Provided data:
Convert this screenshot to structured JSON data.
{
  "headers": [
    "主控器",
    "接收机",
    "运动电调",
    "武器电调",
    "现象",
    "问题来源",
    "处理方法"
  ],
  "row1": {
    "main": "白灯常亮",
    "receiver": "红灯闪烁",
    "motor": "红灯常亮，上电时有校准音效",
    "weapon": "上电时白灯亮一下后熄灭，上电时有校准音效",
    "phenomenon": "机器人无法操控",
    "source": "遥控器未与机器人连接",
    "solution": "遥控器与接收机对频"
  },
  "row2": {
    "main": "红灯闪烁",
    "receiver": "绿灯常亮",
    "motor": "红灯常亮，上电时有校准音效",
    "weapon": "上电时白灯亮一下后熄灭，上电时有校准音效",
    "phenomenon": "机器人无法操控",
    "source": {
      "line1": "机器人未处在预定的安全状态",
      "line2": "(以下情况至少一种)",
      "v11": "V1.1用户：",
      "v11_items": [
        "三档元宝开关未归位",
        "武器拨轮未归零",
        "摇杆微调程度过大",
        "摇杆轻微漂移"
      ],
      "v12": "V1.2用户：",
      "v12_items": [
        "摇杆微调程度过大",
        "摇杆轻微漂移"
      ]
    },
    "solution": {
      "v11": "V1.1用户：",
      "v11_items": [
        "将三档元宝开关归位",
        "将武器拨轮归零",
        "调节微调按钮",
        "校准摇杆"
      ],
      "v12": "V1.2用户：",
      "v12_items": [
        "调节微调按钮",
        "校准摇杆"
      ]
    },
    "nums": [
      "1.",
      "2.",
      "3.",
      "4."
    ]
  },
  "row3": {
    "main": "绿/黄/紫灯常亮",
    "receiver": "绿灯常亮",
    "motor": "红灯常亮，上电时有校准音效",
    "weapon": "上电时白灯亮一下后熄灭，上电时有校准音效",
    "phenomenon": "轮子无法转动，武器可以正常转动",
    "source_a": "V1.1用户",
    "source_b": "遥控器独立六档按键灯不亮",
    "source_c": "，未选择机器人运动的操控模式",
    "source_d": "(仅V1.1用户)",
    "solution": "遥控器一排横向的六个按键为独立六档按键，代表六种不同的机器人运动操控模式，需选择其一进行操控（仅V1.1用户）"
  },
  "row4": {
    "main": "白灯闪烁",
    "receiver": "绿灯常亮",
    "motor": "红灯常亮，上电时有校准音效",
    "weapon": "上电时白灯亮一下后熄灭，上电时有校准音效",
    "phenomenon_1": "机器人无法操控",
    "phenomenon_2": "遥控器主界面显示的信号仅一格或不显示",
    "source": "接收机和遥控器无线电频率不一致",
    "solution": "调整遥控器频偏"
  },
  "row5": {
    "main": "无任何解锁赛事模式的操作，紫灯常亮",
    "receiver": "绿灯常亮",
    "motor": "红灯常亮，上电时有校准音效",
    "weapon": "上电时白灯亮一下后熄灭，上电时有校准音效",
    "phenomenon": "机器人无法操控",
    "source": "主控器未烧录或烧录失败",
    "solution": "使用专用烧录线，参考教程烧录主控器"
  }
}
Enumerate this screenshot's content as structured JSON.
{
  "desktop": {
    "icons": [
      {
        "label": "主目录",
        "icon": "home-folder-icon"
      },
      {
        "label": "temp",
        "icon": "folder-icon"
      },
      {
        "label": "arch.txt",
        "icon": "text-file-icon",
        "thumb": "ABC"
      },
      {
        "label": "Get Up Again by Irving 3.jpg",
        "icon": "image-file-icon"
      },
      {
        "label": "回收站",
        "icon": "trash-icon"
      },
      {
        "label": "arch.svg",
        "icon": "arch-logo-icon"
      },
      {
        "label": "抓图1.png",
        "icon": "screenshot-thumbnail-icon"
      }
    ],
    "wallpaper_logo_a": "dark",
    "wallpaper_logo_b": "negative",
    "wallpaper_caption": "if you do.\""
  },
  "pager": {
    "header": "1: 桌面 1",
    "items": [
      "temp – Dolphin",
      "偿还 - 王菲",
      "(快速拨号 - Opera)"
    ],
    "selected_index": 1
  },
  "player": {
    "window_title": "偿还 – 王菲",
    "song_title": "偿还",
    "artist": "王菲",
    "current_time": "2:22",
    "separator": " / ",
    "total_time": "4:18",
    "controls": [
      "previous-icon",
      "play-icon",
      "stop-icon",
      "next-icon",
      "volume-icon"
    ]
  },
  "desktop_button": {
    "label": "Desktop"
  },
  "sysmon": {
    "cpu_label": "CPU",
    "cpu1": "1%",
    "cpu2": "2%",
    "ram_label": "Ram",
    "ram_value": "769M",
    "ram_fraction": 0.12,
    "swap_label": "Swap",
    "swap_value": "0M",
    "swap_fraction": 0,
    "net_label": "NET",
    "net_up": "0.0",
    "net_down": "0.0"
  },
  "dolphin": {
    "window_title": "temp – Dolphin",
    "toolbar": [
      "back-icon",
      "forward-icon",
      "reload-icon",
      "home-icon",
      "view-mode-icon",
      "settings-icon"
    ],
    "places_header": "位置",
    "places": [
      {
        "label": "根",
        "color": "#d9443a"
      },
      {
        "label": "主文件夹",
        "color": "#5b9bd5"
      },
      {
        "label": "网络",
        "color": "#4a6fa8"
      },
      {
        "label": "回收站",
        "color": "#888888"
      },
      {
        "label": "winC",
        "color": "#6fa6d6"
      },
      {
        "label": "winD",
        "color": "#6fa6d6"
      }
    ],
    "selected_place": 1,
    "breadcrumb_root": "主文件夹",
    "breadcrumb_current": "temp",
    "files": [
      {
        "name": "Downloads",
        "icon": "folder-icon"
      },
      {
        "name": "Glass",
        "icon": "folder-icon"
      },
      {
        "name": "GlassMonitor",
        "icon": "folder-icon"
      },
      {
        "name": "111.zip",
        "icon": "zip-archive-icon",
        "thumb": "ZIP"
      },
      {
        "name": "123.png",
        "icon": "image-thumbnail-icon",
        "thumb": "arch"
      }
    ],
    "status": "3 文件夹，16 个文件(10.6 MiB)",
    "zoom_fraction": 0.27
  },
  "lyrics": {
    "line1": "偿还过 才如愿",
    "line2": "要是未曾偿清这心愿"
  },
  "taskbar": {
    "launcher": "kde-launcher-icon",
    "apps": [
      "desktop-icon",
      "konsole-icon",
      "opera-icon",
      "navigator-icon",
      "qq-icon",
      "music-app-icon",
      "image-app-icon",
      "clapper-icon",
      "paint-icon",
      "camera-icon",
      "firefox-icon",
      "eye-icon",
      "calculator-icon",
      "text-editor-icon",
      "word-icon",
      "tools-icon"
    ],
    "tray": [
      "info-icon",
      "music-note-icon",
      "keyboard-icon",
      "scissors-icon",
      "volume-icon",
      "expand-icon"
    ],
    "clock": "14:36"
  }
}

Problem description:
Copy every line of the entries above in which "temp" occurs.

Response to this exercise:
        "label": "temp",
      "temp – Dolphin",
    "window_title": "temp – Dolphin",
    "breadcrumb_current": "temp",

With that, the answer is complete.